-- Aim --
Please transcribe the listing below in full and word for word, without its pictures.

-- Material for this task --
————
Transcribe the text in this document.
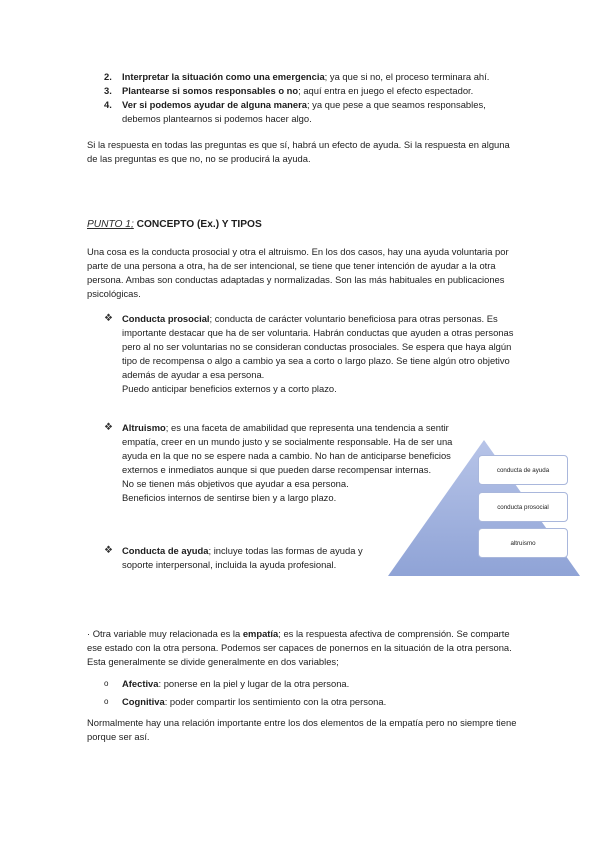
2. Interpretar la situación como una emergencia; ya que si no, el proceso terminara ahí.
3. Plantearse si somos responsables o no; aquí entra en juego el efecto espectador.
4. Ver si podemos ayudar de alguna manera; ya que pese a que seamos responsables, debemos plantearnos si podemos hacer algo.

Si la respuesta en todas las preguntas es que sí, habrá un efecto de ayuda. Si la respuesta en alguna de las preguntas es que no, no se producirá la ayuda.

PUNTO 1; CONCEPTO (Ex.) Y TIPOS

Una cosa es la conducta prosocial y otra el altruismo. En los dos casos, hay una ayuda voluntaria por parte de una persona a otra, ha de ser intencional, se tiene que tener intención de ayudar a la otra persona. Ambas son conductas adaptadas y normalizadas. Son las más habituales en publicaciones psicológicas.

❖ Conducta prosocial; conducta de carácter voluntario beneficiosa para otras personas. Es importante destacar que ha de ser voluntaria. Habrán conductas que ayuden a otras personas pero al no ser voluntarias no se consideran conductas prosociales. Se espera que haya algún tipo de recompensa o algo a cambio ya sea a corto o largo plazo. Se tiene algún otro objetivo además de ayudar a esa persona.

Puedo anticipar beneficios externos y a corto plazo.

conducta de ayuda
conducta prosocial
altruismo
❖ Altruismo; es una faceta de amabilidad que representa una tendencia a sentir empatía, creer en un mundo justo y se socialmente responsable. Ha de ser una ayuda en la que no se espere nada a cambio. No han de anticiparse beneficios externos e inmediatos aunque si que pueden darse recompensar internas.

No se tienen más objetivos que ayudar a esa persona.

Beneficios internos de sentirse bien y a largo plazo.

❖ Conducta de ayuda; incluye todas las formas de ayuda y soporte interpersonal, incluida la ayuda profesional.

· Otra variable muy relacionada es la empatía; es la respuesta afectiva de comprensión. Se comparte ese estado con la otra persona. Podemos ser capaces de ponernos en la situación de la otra persona. Esta generalmente se divide generalmente en dos variables;

o Afectiva: ponerse en la piel y lugar de la otra persona.

o Cognitiva: poder compartir los sentimiento con la otra persona.

Normalmente hay una relación importante entre los dos elementos de la empatía pero no siempre tiene porque ser así.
————
-- Result of the task --
Transcribe the text in this document.
2. Interpretar la situación como una emergencia; ya que si no, el proceso terminara ahí.
3. Plantearse si somos responsables o no; aquí entra en juego el efecto espectador.
4. Ver si podemos ayudar de alguna manera; ya que pese a que seamos responsables, debemos plantearnos si podemos hacer algo.

Si la respuesta en todas las preguntas es que sí, habrá un efecto de ayuda. Si la respuesta en alguna de las preguntas es que no, no se producirá la ayuda.

PUNTO 1; CONCEPTO (Ex.) Y TIPOS

Una cosa es la conducta prosocial y otra el altruismo. En los dos casos, hay una ayuda voluntaria por parte de una persona a otra, ha de ser intencional, se tiene que tener intención de ayudar a la otra persona. Ambas son conductas adaptadas y normalizadas. Son las más habituales en publicaciones psicológicas.

❖ Conducta prosocial; conducta de carácter voluntario beneficiosa para otras personas. Es importante destacar que ha de ser voluntaria. Habrán conductas que ayuden a otras personas pero al no ser voluntarias no se consideran conductas prosociales. Se espera que haya algún tipo de recompensa o algo a cambio ya sea a corto o largo plazo. Se tiene algún otro objetivo además de ayudar a esa persona.

Puedo anticipar beneficios externos y a corto plazo.

conducta de ayuda
conducta prosocial
altruismo
❖ Altruismo; es una faceta de amabilidad que representa una tendencia a sentir empatía, creer en un mundo justo y se socialmente responsable. Ha de ser una ayuda en la que no se espere nada a cambio. No han de anticiparse beneficios externos e inmediatos aunque si que pueden darse recompensar internas.

No se tienen más objetivos que ayudar a esa persona.

Beneficios internos de sentirse bien y a largo plazo.

❖ Conducta de ayuda; incluye todas las formas de ayuda y soporte interpersonal, incluida la ayuda profesional.

· Otra variable muy relacionada es la empatía; es la respuesta afectiva de comprensión. Se comparte ese estado con la otra persona. Podemos ser capaces de ponernos en la situación de la otra persona. Esta generalmente se divide generalmente en dos variables;

o Afectiva: ponerse en la piel y lugar de la otra persona.

o Cognitiva: poder compartir los sentimiento con la otra persona.

Normalmente hay una relación importante entre los dos elementos de la empatía pero no siempre tiene porque ser así.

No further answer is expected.